_WRITTEN PROBLEM_
Exactly as given, repeat all of the entries.

_Part of a data file_
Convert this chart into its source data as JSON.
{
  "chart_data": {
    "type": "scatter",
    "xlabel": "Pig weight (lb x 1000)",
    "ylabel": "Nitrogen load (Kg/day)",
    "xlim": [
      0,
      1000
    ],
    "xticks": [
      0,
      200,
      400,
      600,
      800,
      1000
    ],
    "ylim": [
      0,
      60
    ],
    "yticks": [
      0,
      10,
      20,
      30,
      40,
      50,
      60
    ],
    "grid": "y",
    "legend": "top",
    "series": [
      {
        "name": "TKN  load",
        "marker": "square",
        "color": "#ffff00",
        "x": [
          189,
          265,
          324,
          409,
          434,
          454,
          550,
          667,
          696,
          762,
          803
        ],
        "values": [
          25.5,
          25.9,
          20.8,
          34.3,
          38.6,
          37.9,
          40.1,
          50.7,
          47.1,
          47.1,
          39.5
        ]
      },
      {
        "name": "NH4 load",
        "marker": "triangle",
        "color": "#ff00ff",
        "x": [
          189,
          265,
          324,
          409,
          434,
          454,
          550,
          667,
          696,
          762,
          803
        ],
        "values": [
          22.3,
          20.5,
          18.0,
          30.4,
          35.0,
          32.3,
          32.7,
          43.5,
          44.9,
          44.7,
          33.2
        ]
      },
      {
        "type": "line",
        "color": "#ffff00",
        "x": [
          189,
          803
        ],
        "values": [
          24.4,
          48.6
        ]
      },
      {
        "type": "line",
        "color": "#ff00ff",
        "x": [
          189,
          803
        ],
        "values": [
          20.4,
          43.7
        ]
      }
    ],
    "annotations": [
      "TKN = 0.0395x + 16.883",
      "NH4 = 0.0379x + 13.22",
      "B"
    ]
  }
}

_TASK OUTPUT_
Convert this chart into its source data as JSON.
{
  "chart_data": {
    "type": "scatter",
    "xlabel": "Pig weight (lb x 1000)",
    "ylabel": "Nitrogen load (Kg/day)",
    "xlim": [
      0,
      1000
    ],
    "xticks": [
      0,
      200,
      400,
      600,
      800,
      1000
    ],
    "ylim": [
      0,
      60
    ],
    "yticks": [
      0,
      10,
      20,
      30,
      40,
      50,
      60
    ],
    "grid": "y",
    "legend": "top",
    "series": [
      {
        "name": "TKN  load",
        "marker": "square",
        "color": "#ffff00",
        "x": [
          189,
          265,
          324,
          409,
          434,
          454,
          550,
          667,
          696,
          762,
          803
        ],
        "values": [
          25.5,
          25.9,
          20.8,
          34.3,
          38.6,
          37.9,
          40.1,
          50.7,
          47.1,
          47.1,
          39.5
        ]
      },
      {
        "name": "NH4 load",
        "marker": "triangle",
        "color": "#ff00ff",
        "x": [
          189,
          265,
          324,
          409,
          434,
          454,
          550,
          667,
          696,
          762,
          803
        ],
        "values": [
          22.3,
          20.5,
          18.0,
          30.4,
          35.0,
          32.3,
          32.7,
          43.5,
          44.9,
          44.7,
          33.2
        ]
      },
      {
        "type": "line",
        "color": "#ffff00",
        "x": [
          189,
          803
        ],
        "values": [
          24.4,
          48.6
        ]
      },
      {
        "type": "line",
        "color": "#ff00ff",
        "x": [
          189,
          803
        ],
        "values": [
          20.4,
          43.7
        ]
      }
    ],
    "annotations": [
      "TKN = 0.0395x + 16.883",
      "NH4 = 0.0379x + 13.22",
      "B"
    ]
  }
}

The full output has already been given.